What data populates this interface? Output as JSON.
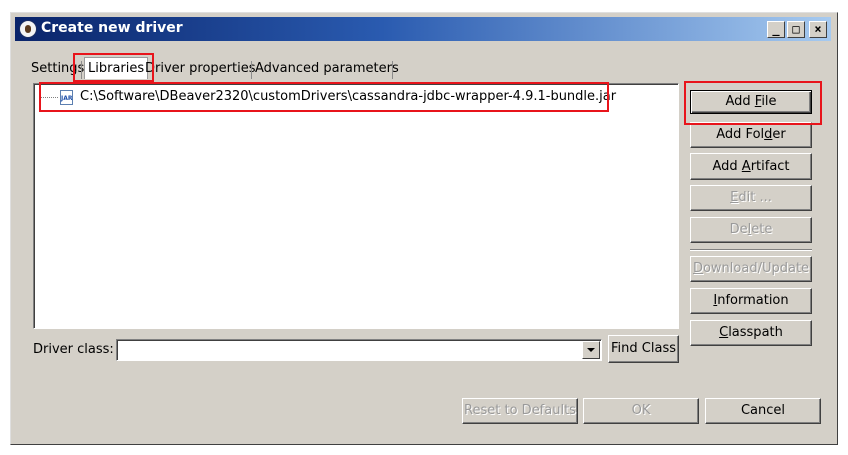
{
  "window": {
    "title": "Create new driver",
    "controls": {
      "minimize": "_",
      "maximize": "□",
      "close": "×"
    }
  },
  "tabs": [
    {
      "label": "Settings"
    },
    {
      "label": "Libraries"
    },
    {
      "label": "Driver properties"
    },
    {
      "label": "Advanced parameters"
    }
  ],
  "active_tab": "Libraries",
  "libraries": {
    "items": [
      {
        "path": "C:\\Software\\DBeaver2320\\customDrivers\\cassandra-jdbc-wrapper-4.9.1-bundle.jar",
        "icon": "jar-file-icon",
        "icon_text": "JAR"
      }
    ]
  },
  "side_buttons": {
    "add_file": {
      "pre": "Add ",
      "acc": "F",
      "post": "ile"
    },
    "add_folder": {
      "pre": "Add Fol",
      "acc": "d",
      "post": "er"
    },
    "add_artifact": {
      "pre": "Add ",
      "acc": "A",
      "post": "rtifact"
    },
    "edit": {
      "pre": "",
      "acc": "E",
      "post": "dit ..."
    },
    "delete": {
      "pre": "De",
      "acc": "l",
      "post": "ete"
    },
    "download_update": {
      "pre": "",
      "acc": "D",
      "post": "ownload/Update"
    },
    "information": {
      "pre": "",
      "acc": "I",
      "post": "nformation"
    },
    "classpath": {
      "pre": "",
      "acc": "C",
      "post": "lasspath"
    }
  },
  "driver_class": {
    "label": "Driver class:",
    "value": "",
    "find_label": "Find Class"
  },
  "footer": {
    "reset_label": "Reset to Defaults",
    "ok_label": "OK",
    "cancel_label": "Cancel"
  },
  "colors": {
    "highlight": "#e8141b",
    "title_start": "#0a246a",
    "title_end": "#a6caf0",
    "face": "#d4d0c8"
  }
}
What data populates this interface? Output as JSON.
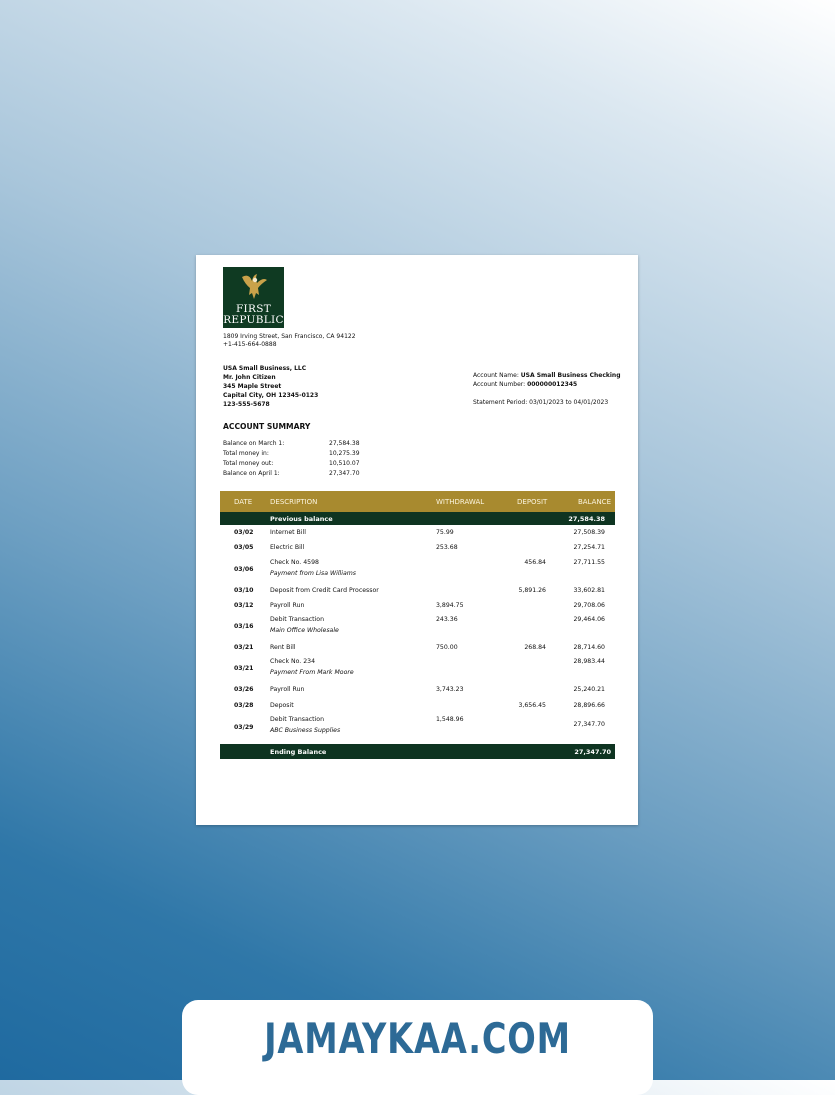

* **What you have to do**
Copy out each line exactly, without the pictures.

* **Reply**
What data populates this interface? Output as JSON.
{
  "window": {
    "title": "Create new driver",
    "controls": {
      "minimize": "_",
      "maximize": "□",
      "close": "×"
    }
  },
  "tabs": [
    {
      "label": "Settings"
    },
    {
      "label": "Libraries"
    },
    {
      "label": "Driver properties"
    },
    {
      "label": "Advanced parameters"
    }
  ],
  "active_tab": "Libraries",
  "libraries": {
    "items": [
      {
        "path": "C:\\Software\\DBeaver2320\\customDrivers\\cassandra-jdbc-wrapper-4.9.1-bundle.jar",
        "icon": "jar-file-icon",
        "icon_text": "JAR"
      }
    ]
  },
  "side_buttons": {
    "add_file": {
      "pre": "Add ",
      "acc": "F",
      "post": "ile"
    },
    "add_folder": {
      "pre": "Add Fol",
      "acc": "d",
      "post": "er"
    },
    "add_artifact": {
      "pre": "Add ",
      "acc": "A",
      "post": "rtifact"
    },
    "edit": {
      "pre": "",
      "acc": "E",
      "post": "dit ..."
    },
    "delete": {
      "pre": "De",
      "acc": "l",
      "post": "ete"
    },
    "download_update": {
      "pre": "",
      "acc": "D",
      "post": "ownload/Update"
    },
    "information": {
      "pre": "",
      "acc": "I",
      "post": "nformation"
    },
    "classpath": {
      "pre": "",
      "acc": "C",
      "post": "lasspath"
    }
  },
  "driver_class": {
    "label": "Driver class:",
    "value": "",
    "find_label": "Find Class"
  },
  "footer": {
    "reset_label": "Reset to Defaults",
    "ok_label": "OK",
    "cancel_label": "Cancel"
  },
  "colors": {
    "highlight": "#e8141b",
    "title_start": "#0a246a",
    "title_end": "#a6caf0",
    "face": "#d4d0c8"
  }
}
What data populates this interface? Output as JSON.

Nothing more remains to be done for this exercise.